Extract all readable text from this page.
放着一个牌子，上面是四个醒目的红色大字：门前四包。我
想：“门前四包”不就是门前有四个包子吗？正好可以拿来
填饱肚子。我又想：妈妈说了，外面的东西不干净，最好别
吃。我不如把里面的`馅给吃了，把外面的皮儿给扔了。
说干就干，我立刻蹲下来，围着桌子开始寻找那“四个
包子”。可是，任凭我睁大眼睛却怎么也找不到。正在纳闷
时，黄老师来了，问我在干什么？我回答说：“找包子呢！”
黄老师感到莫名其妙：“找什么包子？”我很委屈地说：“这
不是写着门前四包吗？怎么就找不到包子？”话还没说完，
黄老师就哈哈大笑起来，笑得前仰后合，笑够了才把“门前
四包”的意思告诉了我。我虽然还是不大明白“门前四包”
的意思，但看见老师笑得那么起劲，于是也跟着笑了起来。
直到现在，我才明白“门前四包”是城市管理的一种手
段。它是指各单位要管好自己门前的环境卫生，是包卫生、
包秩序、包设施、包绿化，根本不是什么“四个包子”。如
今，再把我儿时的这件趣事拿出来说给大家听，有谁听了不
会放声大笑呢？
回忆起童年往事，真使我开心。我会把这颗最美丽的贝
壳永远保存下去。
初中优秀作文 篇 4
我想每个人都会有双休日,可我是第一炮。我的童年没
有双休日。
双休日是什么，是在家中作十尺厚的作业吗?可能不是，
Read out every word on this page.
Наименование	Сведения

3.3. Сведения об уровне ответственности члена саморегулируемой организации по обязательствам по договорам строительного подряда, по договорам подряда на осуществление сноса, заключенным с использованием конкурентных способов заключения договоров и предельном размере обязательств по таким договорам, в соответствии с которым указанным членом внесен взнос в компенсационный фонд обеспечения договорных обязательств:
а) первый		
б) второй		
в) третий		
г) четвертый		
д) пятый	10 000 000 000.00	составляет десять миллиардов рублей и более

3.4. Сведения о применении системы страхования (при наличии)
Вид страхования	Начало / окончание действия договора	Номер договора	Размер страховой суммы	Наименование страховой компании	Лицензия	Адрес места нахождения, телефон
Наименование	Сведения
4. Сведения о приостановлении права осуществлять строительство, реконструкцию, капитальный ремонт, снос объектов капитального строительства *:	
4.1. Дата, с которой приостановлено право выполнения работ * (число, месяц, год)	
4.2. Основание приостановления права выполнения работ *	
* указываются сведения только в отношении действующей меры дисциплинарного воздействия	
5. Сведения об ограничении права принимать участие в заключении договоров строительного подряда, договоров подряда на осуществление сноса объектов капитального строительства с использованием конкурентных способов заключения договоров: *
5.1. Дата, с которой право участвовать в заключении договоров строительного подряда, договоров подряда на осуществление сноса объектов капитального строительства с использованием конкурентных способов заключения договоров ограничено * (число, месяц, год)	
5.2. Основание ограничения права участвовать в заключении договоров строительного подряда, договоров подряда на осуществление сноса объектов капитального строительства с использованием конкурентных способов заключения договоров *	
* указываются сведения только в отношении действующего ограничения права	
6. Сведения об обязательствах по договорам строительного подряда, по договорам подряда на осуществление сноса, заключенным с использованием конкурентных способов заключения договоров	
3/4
··········
» **The task**
The entries above must be returned exactly.

» **Exercise result**
Extract all readable text from this page.
放着一个牌子，上面是四个醒目的红色大字：门前四包。我
想：“门前四包”不就是门前有四个包子吗？正好可以拿来
填饱肚子。我又想：妈妈说了，外面的东西不干净，最好别
吃。我不如把里面的`馅给吃了，把外面的皮儿给扔了。
说干就干，我立刻蹲下来，围着桌子开始寻找那“四个
包子”。可是，任凭我睁大眼睛却怎么也找不到。正在纳闷
时，黄老师来了，问我在干什么？我回答说：“找包子呢！”
黄老师感到莫名其妙：“找什么包子？”我很委屈地说：“这
不是写着门前四包吗？怎么就找不到包子？”话还没说完，
黄老师就哈哈大笑起来，笑得前仰后合，笑够了才把“门前
四包”的意思告诉了我。我虽然还是不大明白“门前四包”
的意思，但看见老师笑得那么起劲，于是也跟着笑了起来。
直到现在，我才明白“门前四包”是城市管理的一种手
段。它是指各单位要管好自己门前的环境卫生，是包卫生、
包秩序、包设施、包绿化，根本不是什么“四个包子”。如
今，再把我儿时的这件趣事拿出来说给大家听，有谁听了不
会放声大笑呢？
回忆起童年往事，真使我开心。我会把这颗最美丽的贝
壳永远保存下去。
初中优秀作文 篇 4
我想每个人都会有双休日,可我是第一炮。我的童年没
有双休日。
双休日是什么，是在家中作十尺厚的作业吗?可能不是，
Read out every word on this page.
Наименование	Сведения

3.3. Сведения об уровне ответственности члена саморегулируемой организации по обязательствам по договорам строительного подряда, по договорам подряда на осуществление сноса, заключенным с использованием конкурентных способов заключения договоров и предельном размере обязательств по таким договорам, в соответствии с которым указанным членом внесен взнос в компенсационный фонд обеспечения договорных обязательств:
а) первый		
б) второй		
в) третий		
г) четвертый		
д) пятый	10 000 000 000.00	составляет десять миллиардов рублей и более

3.4. Сведения о применении системы страхования (при наличии)
Вид страхования	Начало / окончание действия договора	Номер договора	Размер страховой суммы	Наименование страховой компании	Лицензия	Адрес места нахождения, телефон
Наименование	Сведения
4. Сведения о приостановлении права осуществлять строительство, реконструкцию, капитальный ремонт, снос объектов капитального строительства *:	
4.1. Дата, с которой приостановлено право выполнения работ * (число, месяц, год)	
4.2. Основание приостановления права выполнения работ *	
* указываются сведения только в отношении действующей меры дисциплинарного воздействия	
5. Сведения об ограничении права принимать участие в заключении договоров строительного подряда, договоров подряда на осуществление сноса объектов капитального строительства с использованием конкурентных способов заключения договоров: *
5.1. Дата, с которой право участвовать в заключении договоров строительного подряда, договоров подряда на осуществление сноса объектов капитального строительства с использованием конкурентных способов заключения договоров ограничено * (число, месяц, год)	
5.2. Основание ограничения права участвовать в заключении договоров строительного подряда, договоров подряда на осуществление сноса объектов капитального строительства с использованием конкурентных способов заключения договоров *	
* указываются сведения только в отношении действующего ограничения права	
6. Сведения об обязательствах по договорам строительного подряда, по договорам подряда на осуществление сноса, заключенным с использованием конкурентных способов заключения договоров	
3/4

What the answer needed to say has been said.